GOAL ::
Give the entries again exactly, every one of them.

Stored data entries:

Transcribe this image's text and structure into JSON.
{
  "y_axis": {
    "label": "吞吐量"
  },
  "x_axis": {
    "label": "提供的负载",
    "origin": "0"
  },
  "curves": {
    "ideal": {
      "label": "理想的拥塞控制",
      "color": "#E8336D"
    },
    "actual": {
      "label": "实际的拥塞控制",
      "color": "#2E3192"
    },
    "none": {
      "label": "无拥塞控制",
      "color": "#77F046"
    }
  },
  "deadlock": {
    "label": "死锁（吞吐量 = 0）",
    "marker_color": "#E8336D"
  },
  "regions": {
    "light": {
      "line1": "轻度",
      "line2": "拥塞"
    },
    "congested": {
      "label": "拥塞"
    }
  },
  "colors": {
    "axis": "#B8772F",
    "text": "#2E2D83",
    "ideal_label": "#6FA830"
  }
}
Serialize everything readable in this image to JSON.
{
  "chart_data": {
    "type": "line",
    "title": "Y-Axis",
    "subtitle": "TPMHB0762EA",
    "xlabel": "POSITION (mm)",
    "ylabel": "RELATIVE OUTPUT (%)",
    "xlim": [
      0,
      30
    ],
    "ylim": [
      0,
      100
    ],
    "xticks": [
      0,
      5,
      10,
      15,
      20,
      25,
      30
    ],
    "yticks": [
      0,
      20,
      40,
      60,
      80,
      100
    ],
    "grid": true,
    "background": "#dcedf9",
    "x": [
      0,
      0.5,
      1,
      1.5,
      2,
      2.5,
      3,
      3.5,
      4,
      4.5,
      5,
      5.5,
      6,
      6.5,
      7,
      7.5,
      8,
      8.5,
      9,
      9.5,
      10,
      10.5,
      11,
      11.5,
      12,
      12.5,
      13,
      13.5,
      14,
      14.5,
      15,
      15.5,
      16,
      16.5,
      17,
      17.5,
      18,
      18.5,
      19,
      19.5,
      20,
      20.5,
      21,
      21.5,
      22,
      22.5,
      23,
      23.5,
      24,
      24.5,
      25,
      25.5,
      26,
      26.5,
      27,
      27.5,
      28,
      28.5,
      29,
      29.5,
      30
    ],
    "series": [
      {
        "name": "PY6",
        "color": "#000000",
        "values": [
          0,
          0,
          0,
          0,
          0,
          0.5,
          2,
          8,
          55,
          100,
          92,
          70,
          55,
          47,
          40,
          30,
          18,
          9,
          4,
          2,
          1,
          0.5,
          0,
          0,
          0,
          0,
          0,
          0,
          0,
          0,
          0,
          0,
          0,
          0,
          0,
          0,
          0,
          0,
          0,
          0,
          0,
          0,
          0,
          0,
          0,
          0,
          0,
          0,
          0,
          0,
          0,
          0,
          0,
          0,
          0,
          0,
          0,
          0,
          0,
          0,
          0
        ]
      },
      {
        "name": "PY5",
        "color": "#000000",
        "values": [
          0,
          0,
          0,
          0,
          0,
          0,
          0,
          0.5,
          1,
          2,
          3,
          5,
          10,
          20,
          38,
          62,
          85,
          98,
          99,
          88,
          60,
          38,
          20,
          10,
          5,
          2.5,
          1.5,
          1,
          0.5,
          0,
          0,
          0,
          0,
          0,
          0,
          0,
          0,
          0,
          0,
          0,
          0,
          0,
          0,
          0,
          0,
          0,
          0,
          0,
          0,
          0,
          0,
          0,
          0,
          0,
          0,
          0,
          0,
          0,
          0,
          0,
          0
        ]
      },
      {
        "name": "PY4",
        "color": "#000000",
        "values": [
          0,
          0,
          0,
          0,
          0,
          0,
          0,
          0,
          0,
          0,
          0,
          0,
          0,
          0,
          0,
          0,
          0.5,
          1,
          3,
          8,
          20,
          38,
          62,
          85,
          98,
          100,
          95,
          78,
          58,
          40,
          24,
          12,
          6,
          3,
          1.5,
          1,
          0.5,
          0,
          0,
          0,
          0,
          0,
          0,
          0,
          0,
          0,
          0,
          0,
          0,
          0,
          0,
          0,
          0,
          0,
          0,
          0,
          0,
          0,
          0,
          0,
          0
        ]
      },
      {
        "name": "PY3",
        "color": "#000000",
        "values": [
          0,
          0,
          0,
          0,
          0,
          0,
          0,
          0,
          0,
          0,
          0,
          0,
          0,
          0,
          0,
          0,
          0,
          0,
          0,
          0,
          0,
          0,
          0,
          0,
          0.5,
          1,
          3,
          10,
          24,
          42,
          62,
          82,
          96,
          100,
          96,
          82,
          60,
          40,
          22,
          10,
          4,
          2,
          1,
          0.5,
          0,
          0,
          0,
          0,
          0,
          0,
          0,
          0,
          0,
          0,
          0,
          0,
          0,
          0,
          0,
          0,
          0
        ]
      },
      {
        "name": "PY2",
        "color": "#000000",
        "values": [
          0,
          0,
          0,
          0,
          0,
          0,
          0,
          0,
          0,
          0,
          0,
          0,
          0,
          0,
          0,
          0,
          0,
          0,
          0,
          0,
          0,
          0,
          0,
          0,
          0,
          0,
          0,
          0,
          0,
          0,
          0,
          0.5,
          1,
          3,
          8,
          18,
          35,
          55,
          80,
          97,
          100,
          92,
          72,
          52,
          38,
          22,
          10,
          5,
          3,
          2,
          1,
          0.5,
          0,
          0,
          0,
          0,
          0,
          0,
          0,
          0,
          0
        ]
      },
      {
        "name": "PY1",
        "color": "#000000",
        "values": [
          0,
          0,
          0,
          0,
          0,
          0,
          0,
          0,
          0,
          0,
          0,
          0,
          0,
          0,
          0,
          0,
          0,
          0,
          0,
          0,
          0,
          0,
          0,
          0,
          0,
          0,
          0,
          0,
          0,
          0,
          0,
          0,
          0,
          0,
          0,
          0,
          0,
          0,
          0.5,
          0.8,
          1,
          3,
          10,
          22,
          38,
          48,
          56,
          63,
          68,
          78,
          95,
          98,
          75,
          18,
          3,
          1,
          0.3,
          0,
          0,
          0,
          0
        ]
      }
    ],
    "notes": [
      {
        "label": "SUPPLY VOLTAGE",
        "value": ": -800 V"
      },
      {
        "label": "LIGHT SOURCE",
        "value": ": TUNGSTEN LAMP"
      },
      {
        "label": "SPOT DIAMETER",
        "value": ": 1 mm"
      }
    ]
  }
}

RIGHT ANSWER ::
Transcribe this image's text and structure into JSON.
{
  "y_axis": {
    "label": "吞吐量"
  },
  "x_axis": {
    "label": "提供的负载",
    "origin": "0"
  },
  "curves": {
    "ideal": {
      "label": "理想的拥塞控制",
      "color": "#E8336D"
    },
    "actual": {
      "label": "实际的拥塞控制",
      "color": "#2E3192"
    },
    "none": {
      "label": "无拥塞控制",
      "color": "#77F046"
    }
  },
  "deadlock": {
    "label": "死锁（吞吐量 = 0）",
    "marker_color": "#E8336D"
  },
  "regions": {
    "light": {
      "line1": "轻度",
      "line2": "拥塞"
    },
    "congested": {
      "label": "拥塞"
    }
  },
  "colors": {
    "axis": "#B8772F",
    "text": "#2E2D83",
    "ideal_label": "#6FA830"
  }
}
Serialize everything readable in this image to JSON.
{
  "chart_data": {
    "type": "line",
    "title": "Y-Axis",
    "subtitle": "TPMHB0762EA",
    "xlabel": "POSITION (mm)",
    "ylabel": "RELATIVE OUTPUT (%)",
    "xlim": [
      0,
      30
    ],
    "ylim": [
      0,
      100
    ],
    "xticks": [
      0,
      5,
      10,
      15,
      20,
      25,
      30
    ],
    "yticks": [
      0,
      20,
      40,
      60,
      80,
      100
    ],
    "grid": true,
    "background": "#dcedf9",
    "x": [
      0,
      0.5,
      1,
      1.5,
      2,
      2.5,
      3,
      3.5,
      4,
      4.5,
      5,
      5.5,
      6,
      6.5,
      7,
      7.5,
      8,
      8.5,
      9,
      9.5,
      10,
      10.5,
      11,
      11.5,
      12,
      12.5,
      13,
      13.5,
      14,
      14.5,
      15,
      15.5,
      16,
      16.5,
      17,
      17.5,
      18,
      18.5,
      19,
      19.5,
      20,
      20.5,
      21,
      21.5,
      22,
      22.5,
      23,
      23.5,
      24,
      24.5,
      25,
      25.5,
      26,
      26.5,
      27,
      27.5,
      28,
      28.5,
      29,
      29.5,
      30
    ],
    "series": [
      {
        "name": "PY6",
        "color": "#000000",
        "values": [
          0,
          0,
          0,
          0,
          0,
          0.5,
          2,
          8,
          55,
          100,
          92,
          70,
          55,
          47,
          40,
          30,
          18,
          9,
          4,
          2,
          1,
          0.5,
          0,
          0,
          0,
          0,
          0,
          0,
          0,
          0,
          0,
          0,
          0,
          0,
          0,
          0,
          0,
          0,
          0,
          0,
          0,
          0,
          0,
          0,
          0,
          0,
          0,
          0,
          0,
          0,
          0,
          0,
          0,
          0,
          0,
          0,
          0,
          0,
          0,
          0,
          0
        ]
      },
      {
        "name": "PY5",
        "color": "#000000",
        "values": [
          0,
          0,
          0,
          0,
          0,
          0,
          0,
          0.5,
          1,
          2,
          3,
          5,
          10,
          20,
          38,
          62,
          85,
          98,
          99,
          88,
          60,
          38,
          20,
          10,
          5,
          2.5,
          1.5,
          1,
          0.5,
          0,
          0,
          0,
          0,
          0,
          0,
          0,
          0,
          0,
          0,
          0,
          0,
          0,
          0,
          0,
          0,
          0,
          0,
          0,
          0,
          0,
          0,
          0,
          0,
          0,
          0,
          0,
          0,
          0,
          0,
          0,
          0
        ]
      },
      {
        "name": "PY4",
        "color": "#000000",
        "values": [
          0,
          0,
          0,
          0,
          0,
          0,
          0,
          0,
          0,
          0,
          0,
          0,
          0,
          0,
          0,
          0,
          0.5,
          1,
          3,
          8,
          20,
          38,
          62,
          85,
          98,
          100,
          95,
          78,
          58,
          40,
          24,
          12,
          6,
          3,
          1.5,
          1,
          0.5,
          0,
          0,
          0,
          0,
          0,
          0,
          0,
          0,
          0,
          0,
          0,
          0,
          0,
          0,
          0,
          0,
          0,
          0,
          0,
          0,
          0,
          0,
          0,
          0
        ]
      },
      {
        "name": "PY3",
        "color": "#000000",
        "values": [
          0,
          0,
          0,
          0,
          0,
          0,
          0,
          0,
          0,
          0,
          0,
          0,
          0,
          0,
          0,
          0,
          0,
          0,
          0,
          0,
          0,
          0,
          0,
          0,
          0.5,
          1,
          3,
          10,
          24,
          42,
          62,
          82,
          96,
          100,
          96,
          82,
          60,
          40,
          22,
          10,
          4,
          2,
          1,
          0.5,
          0,
          0,
          0,
          0,
          0,
          0,
          0,
          0,
          0,
          0,
          0,
          0,
          0,
          0,
          0,
          0,
          0
        ]
      },
      {
        "name": "PY2",
        "color": "#000000",
        "values": [
          0,
          0,
          0,
          0,
          0,
          0,
          0,
          0,
          0,
          0,
          0,
          0,
          0,
          0,
          0,
          0,
          0,
          0,
          0,
          0,
          0,
          0,
          0,
          0,
          0,
          0,
          0,
          0,
          0,
          0,
          0,
          0.5,
          1,
          3,
          8,
          18,
          35,
          55,
          80,
          97,
          100,
          92,
          72,
          52,
          38,
          22,
          10,
          5,
          3,
          2,
          1,
          0.5,
          0,
          0,
          0,
          0,
          0,
          0,
          0,
          0,
          0
        ]
      },
      {
        "name": "PY1",
        "color": "#000000",
        "values": [
          0,
          0,
          0,
          0,
          0,
          0,
          0,
          0,
          0,
          0,
          0,
          0,
          0,
          0,
          0,
          0,
          0,
          0,
          0,
          0,
          0,
          0,
          0,
          0,
          0,
          0,
          0,
          0,
          0,
          0,
          0,
          0,
          0,
          0,
          0,
          0,
          0,
          0,
          0.5,
          0.8,
          1,
          3,
          10,
          22,
          38,
          48,
          56,
          63,
          68,
          78,
          95,
          98,
          75,
          18,
          3,
          1,
          0.3,
          0,
          0,
          0,
          0
        ]
      }
    ],
    "notes": [
      {
        "label": "SUPPLY VOLTAGE",
        "value": ": -800 V"
      },
      {
        "label": "LIGHT SOURCE",
        "value": ": TUNGSTEN LAMP"
      },
      {
        "label": "SPOT DIAMETER",
        "value": ": 1 mm"
      }
    ]
  }
}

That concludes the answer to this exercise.